**Given problem:** Your task is to extract every entry that follows word for word while excluding the pictures.

* Begin Data *

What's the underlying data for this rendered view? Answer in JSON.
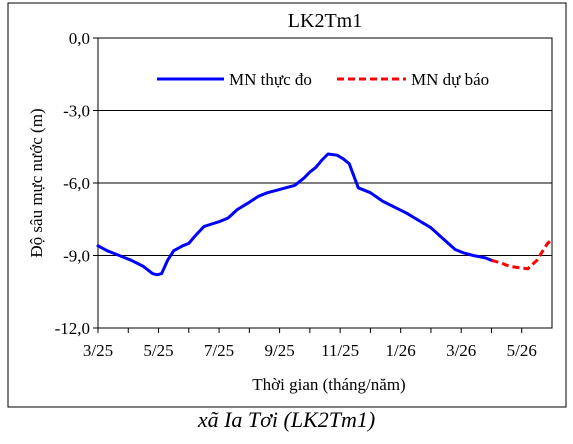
{
  "chart_data": {
    "type": "line",
    "title": "LK2Tm1",
    "ylabel": "Độ sâu mực nước (m)",
    "xlabel": "Thời gian  (tháng/năm)",
    "ylim": [
      -12.0,
      0.0
    ],
    "yticks": [
      0.0,
      -3.0,
      -6.0,
      -9.0,
      -12.0
    ],
    "ytick_labels": [
      "0,0",
      "-3,0",
      "-6,0",
      "-9,0",
      "-12,0"
    ],
    "xlim": [
      0,
      15
    ],
    "xtick_positions": [
      0,
      2,
      4,
      6,
      8,
      10,
      12,
      14
    ],
    "xtick_labels": [
      "3/25",
      "5/25",
      "7/25",
      "9/25",
      "11/25",
      "1/26",
      "3/26",
      "5/26"
    ],
    "grid": "horizontal",
    "legend_position": "top-center",
    "series": [
      {
        "name": "MN thực đo",
        "color": "#0000ff",
        "style": "solid",
        "x": [
          0,
          0.3,
          0.7,
          1.1,
          1.5,
          1.8,
          1.95,
          2.1,
          2.3,
          2.5,
          2.8,
          3.0,
          3.2,
          3.5,
          4.0,
          4.3,
          4.6,
          5.0,
          5.3,
          5.6,
          5.9,
          6.2,
          6.5,
          6.8,
          7.0,
          7.2,
          7.4,
          7.6,
          7.9,
          8.1,
          8.3,
          8.6,
          9.0,
          9.4,
          9.8,
          10.2,
          10.6,
          11.0,
          11.4,
          11.8,
          12.1,
          12.4,
          12.8,
          13.0
        ],
        "y": [
          -8.6,
          -8.8,
          -9.0,
          -9.2,
          -9.45,
          -9.75,
          -9.8,
          -9.75,
          -9.2,
          -8.8,
          -8.6,
          -8.5,
          -8.2,
          -7.8,
          -7.6,
          -7.45,
          -7.1,
          -6.8,
          -6.55,
          -6.4,
          -6.3,
          -6.2,
          -6.1,
          -5.8,
          -5.55,
          -5.35,
          -5.05,
          -4.8,
          -4.85,
          -5.0,
          -5.2,
          -6.2,
          -6.4,
          -6.75,
          -7.0,
          -7.25,
          -7.55,
          -7.85,
          -8.3,
          -8.75,
          -8.9,
          -9.0,
          -9.1,
          -9.2
        ],
        "note": ""
      },
      {
        "name": "MN dự báo",
        "color": "#ff0000",
        "style": "dashed",
        "x": [
          13.0,
          13.3,
          13.6,
          13.9,
          14.2,
          14.5,
          14.7,
          14.85,
          15.0
        ],
        "y": [
          -9.2,
          -9.3,
          -9.45,
          -9.5,
          -9.55,
          -9.2,
          -8.8,
          -8.5,
          -8.35
        ]
      }
    ]
  },
  "caption": "xã Ia Tơi (LK2Tm1)"
}
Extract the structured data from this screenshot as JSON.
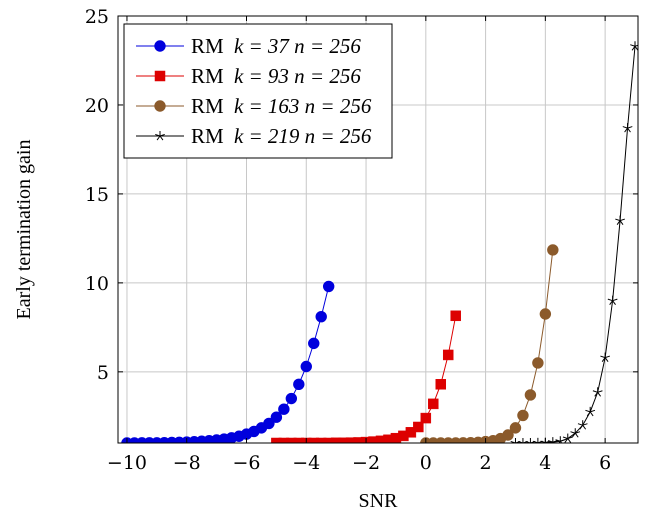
{
  "chart_data": {
    "type": "line",
    "xlabel": "SNR",
    "ylabel": "Early termination gain",
    "xlim": [
      -10.3,
      7.1
    ],
    "ylim": [
      1,
      25
    ],
    "xticks": [
      -10,
      -8,
      -6,
      -4,
      -2,
      0,
      2,
      4,
      6
    ],
    "xtick_labels": [
      "−10",
      "−8",
      "−6",
      "−4",
      "−2",
      "0",
      "2",
      "4",
      "6"
    ],
    "yticks": [
      5,
      10,
      15,
      20,
      25
    ],
    "ytick_labels": [
      "5",
      "10",
      "15",
      "20",
      "25"
    ],
    "grid": true,
    "legend_position": "top-left",
    "series": [
      {
        "name": "RM k = 37 n = 256",
        "label_prefix": "RM ",
        "label_math": "k = 37 n = 256",
        "color": "#0000dd",
        "marker": "circle",
        "x": [
          -10,
          -9.75,
          -9.5,
          -9.25,
          -9,
          -8.75,
          -8.5,
          -8.25,
          -8,
          -7.75,
          -7.5,
          -7.25,
          -7,
          -6.75,
          -6.5,
          -6.25,
          -6,
          -5.75,
          -5.5,
          -5.25,
          -5,
          -4.75,
          -4.5,
          -4.25,
          -4,
          -3.75,
          -3.5,
          -3.25
        ],
        "y": [
          1.0,
          1.0,
          1.01,
          1.01,
          1.01,
          1.02,
          1.03,
          1.04,
          1.05,
          1.07,
          1.1,
          1.13,
          1.17,
          1.22,
          1.29,
          1.38,
          1.5,
          1.65,
          1.85,
          2.1,
          2.45,
          2.9,
          3.5,
          4.3,
          5.3,
          6.6,
          8.1,
          9.8
        ]
      },
      {
        "name": "RM k = 93 n = 256",
        "label_prefix": "RM ",
        "label_math": "k = 93 n = 256",
        "color": "#dd0000",
        "marker": "square",
        "x": [
          -5,
          -4.75,
          -4.5,
          -4.25,
          -4,
          -3.75,
          -3.5,
          -3.25,
          -3,
          -2.75,
          -2.5,
          -2.25,
          -2,
          -1.75,
          -1.5,
          -1.25,
          -1,
          -0.75,
          -0.5,
          -0.25,
          0,
          0.25,
          0.5,
          0.75,
          1
        ],
        "y": [
          1.0,
          1.0,
          1.0,
          1.0,
          1.0,
          1.0,
          1.0,
          1.0,
          1.01,
          1.01,
          1.02,
          1.03,
          1.05,
          1.08,
          1.12,
          1.18,
          1.27,
          1.4,
          1.6,
          1.9,
          2.4,
          3.2,
          4.3,
          5.95,
          8.15
        ]
      },
      {
        "name": "RM k = 163 n = 256",
        "label_prefix": "RM ",
        "label_math": "k = 163 n = 256",
        "color": "#8b5a2b",
        "marker": "circle",
        "x": [
          0,
          0.25,
          0.5,
          0.75,
          1,
          1.25,
          1.5,
          1.75,
          2,
          2.25,
          2.5,
          2.75,
          3,
          3.25,
          3.5,
          3.75,
          4,
          4.25
        ],
        "y": [
          1.0,
          1.0,
          1.0,
          1.0,
          1.0,
          1.01,
          1.02,
          1.04,
          1.08,
          1.13,
          1.25,
          1.45,
          1.85,
          2.55,
          3.7,
          5.5,
          8.25,
          11.85
        ]
      },
      {
        "name": "RM k = 219 n = 256",
        "label_prefix": "RM ",
        "label_math": "k = 219 n = 256",
        "color": "#000000",
        "marker": "star",
        "x": [
          3,
          3.25,
          3.5,
          3.75,
          4,
          4.25,
          4.5,
          4.75,
          5,
          5.25,
          5.5,
          5.75,
          6,
          6.25,
          6.5,
          6.75,
          7
        ],
        "y": [
          1.0,
          1.0,
          1.0,
          1.01,
          1.02,
          1.05,
          1.1,
          1.25,
          1.55,
          2.0,
          2.75,
          3.85,
          5.8,
          9.0,
          13.5,
          18.7,
          23.3
        ]
      }
    ]
  }
}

* End Data *

**Task output:**
What's the underlying data for this rendered view? Answer in JSON.
{
  "chart_data": {
    "type": "line",
    "title": "LK2Tm1",
    "ylabel": "Độ sâu mực nước (m)",
    "xlabel": "Thời gian  (tháng/năm)",
    "ylim": [
      -12.0,
      0.0
    ],
    "yticks": [
      0.0,
      -3.0,
      -6.0,
      -9.0,
      -12.0
    ],
    "ytick_labels": [
      "0,0",
      "-3,0",
      "-6,0",
      "-9,0",
      "-12,0"
    ],
    "xlim": [
      0,
      15
    ],
    "xtick_positions": [
      0,
      2,
      4,
      6,
      8,
      10,
      12,
      14
    ],
    "xtick_labels": [
      "3/25",
      "5/25",
      "7/25",
      "9/25",
      "11/25",
      "1/26",
      "3/26",
      "5/26"
    ],
    "grid": "horizontal",
    "legend_position": "top-center",
    "series": [
      {
        "name": "MN thực đo",
        "color": "#0000ff",
        "style": "solid",
        "x": [
          0,
          0.3,
          0.7,
          1.1,
          1.5,
          1.8,
          1.95,
          2.1,
          2.3,
          2.5,
          2.8,
          3.0,
          3.2,
          3.5,
          4.0,
          4.3,
          4.6,
          5.0,
          5.3,
          5.6,
          5.9,
          6.2,
          6.5,
          6.8,
          7.0,
          7.2,
          7.4,
          7.6,
          7.9,
          8.1,
          8.3,
          8.6,
          9.0,
          9.4,
          9.8,
          10.2,
          10.6,
          11.0,
          11.4,
          11.8,
          12.1,
          12.4,
          12.8,
          13.0
        ],
        "y": [
          -8.6,
          -8.8,
          -9.0,
          -9.2,
          -9.45,
          -9.75,
          -9.8,
          -9.75,
          -9.2,
          -8.8,
          -8.6,
          -8.5,
          -8.2,
          -7.8,
          -7.6,
          -7.45,
          -7.1,
          -6.8,
          -6.55,
          -6.4,
          -6.3,
          -6.2,
          -6.1,
          -5.8,
          -5.55,
          -5.35,
          -5.05,
          -4.8,
          -4.85,
          -5.0,
          -5.2,
          -6.2,
          -6.4,
          -6.75,
          -7.0,
          -7.25,
          -7.55,
          -7.85,
          -8.3,
          -8.75,
          -8.9,
          -9.0,
          -9.1,
          -9.2
        ],
        "note": ""
      },
      {
        "name": "MN dự báo",
        "color": "#ff0000",
        "style": "dashed",
        "x": [
          13.0,
          13.3,
          13.6,
          13.9,
          14.2,
          14.5,
          14.7,
          14.85,
          15.0
        ],
        "y": [
          -9.2,
          -9.3,
          -9.45,
          -9.5,
          -9.55,
          -9.2,
          -8.8,
          -8.5,
          -8.35
        ]
      }
    ]
  },
  "caption": "xã Ia Tơi (LK2Tm1)"
}
Extract the structured data from this screenshot as JSON.
{
  "chart_data": {
    "type": "line",
    "xlabel": "SNR",
    "ylabel": "Early termination gain",
    "xlim": [
      -10.3,
      7.1
    ],
    "ylim": [
      1,
      25
    ],
    "xticks": [
      -10,
      -8,
      -6,
      -4,
      -2,
      0,
      2,
      4,
      6
    ],
    "xtick_labels": [
      "−10",
      "−8",
      "−6",
      "−4",
      "−2",
      "0",
      "2",
      "4",
      "6"
    ],
    "yticks": [
      5,
      10,
      15,
      20,
      25
    ],
    "ytick_labels": [
      "5",
      "10",
      "15",
      "20",
      "25"
    ],
    "grid": true,
    "legend_position": "top-left",
    "series": [
      {
        "name": "RM k = 37 n = 256",
        "label_prefix": "RM ",
        "label_math": "k = 37 n = 256",
        "color": "#0000dd",
        "marker": "circle",
        "x": [
          -10,
          -9.75,
          -9.5,
          -9.25,
          -9,
          -8.75,
          -8.5,
          -8.25,
          -8,
          -7.75,
          -7.5,
          -7.25,
          -7,
          -6.75,
          -6.5,
          -6.25,
          -6,
          -5.75,
          -5.5,
          -5.25,
          -5,
          -4.75,
          -4.5,
          -4.25,
          -4,
          -3.75,
          -3.5,
          -3.25
        ],
        "y": [
          1.0,
          1.0,
          1.01,
          1.01,
          1.01,
          1.02,
          1.03,
          1.04,
          1.05,
          1.07,
          1.1,
          1.13,
          1.17,
          1.22,
          1.29,
          1.38,
          1.5,
          1.65,
          1.85,
          2.1,
          2.45,
          2.9,
          3.5,
          4.3,
          5.3,
          6.6,
          8.1,
          9.8
        ]
      },
      {
        "name": "RM k = 93 n = 256",
        "label_prefix": "RM ",
        "label_math": "k = 93 n = 256",
        "color": "#dd0000",
        "marker": "square",
        "x": [
          -5,
          -4.75,
          -4.5,
          -4.25,
          -4,
          -3.75,
          -3.5,
          -3.25,
          -3,
          -2.75,
          -2.5,
          -2.25,
          -2,
          -1.75,
          -1.5,
          -1.25,
          -1,
          -0.75,
          -0.5,
          -0.25,
          0,
          0.25,
          0.5,
          0.75,
          1
        ],
        "y": [
          1.0,
          1.0,
          1.0,
          1.0,
          1.0,
          1.0,
          1.0,
          1.0,
          1.01,
          1.01,
          1.02,
          1.03,
          1.05,
          1.08,
          1.12,
          1.18,
          1.27,
          1.4,
          1.6,
          1.9,
          2.4,
          3.2,
          4.3,
          5.95,
          8.15
        ]
      },
      {
        "name": "RM k = 163 n = 256",
        "label_prefix": "RM ",
        "label_math": "k = 163 n = 256",
        "color": "#8b5a2b",
        "marker": "circle",
        "x": [
          0,
          0.25,
          0.5,
          0.75,
          1,
          1.25,
          1.5,
          1.75,
          2,
          2.25,
          2.5,
          2.75,
          3,
          3.25,
          3.5,
          3.75,
          4,
          4.25
        ],
        "y": [
          1.0,
          1.0,
          1.0,
          1.0,
          1.0,
          1.01,
          1.02,
          1.04,
          1.08,
          1.13,
          1.25,
          1.45,
          1.85,
          2.55,
          3.7,
          5.5,
          8.25,
          11.85
        ]
      },
      {
        "name": "RM k = 219 n = 256",
        "label_prefix": "RM ",
        "label_math": "k = 219 n = 256",
        "color": "#000000",
        "marker": "star",
        "x": [
          3,
          3.25,
          3.5,
          3.75,
          4,
          4.25,
          4.5,
          4.75,
          5,
          5.25,
          5.5,
          5.75,
          6,
          6.25,
          6.5,
          6.75,
          7
        ],
        "y": [
          1.0,
          1.0,
          1.0,
          1.01,
          1.02,
          1.05,
          1.1,
          1.25,
          1.55,
          2.0,
          2.75,
          3.85,
          5.8,
          9.0,
          13.5,
          18.7,
          23.3
        ]
      }
    ]
  }
}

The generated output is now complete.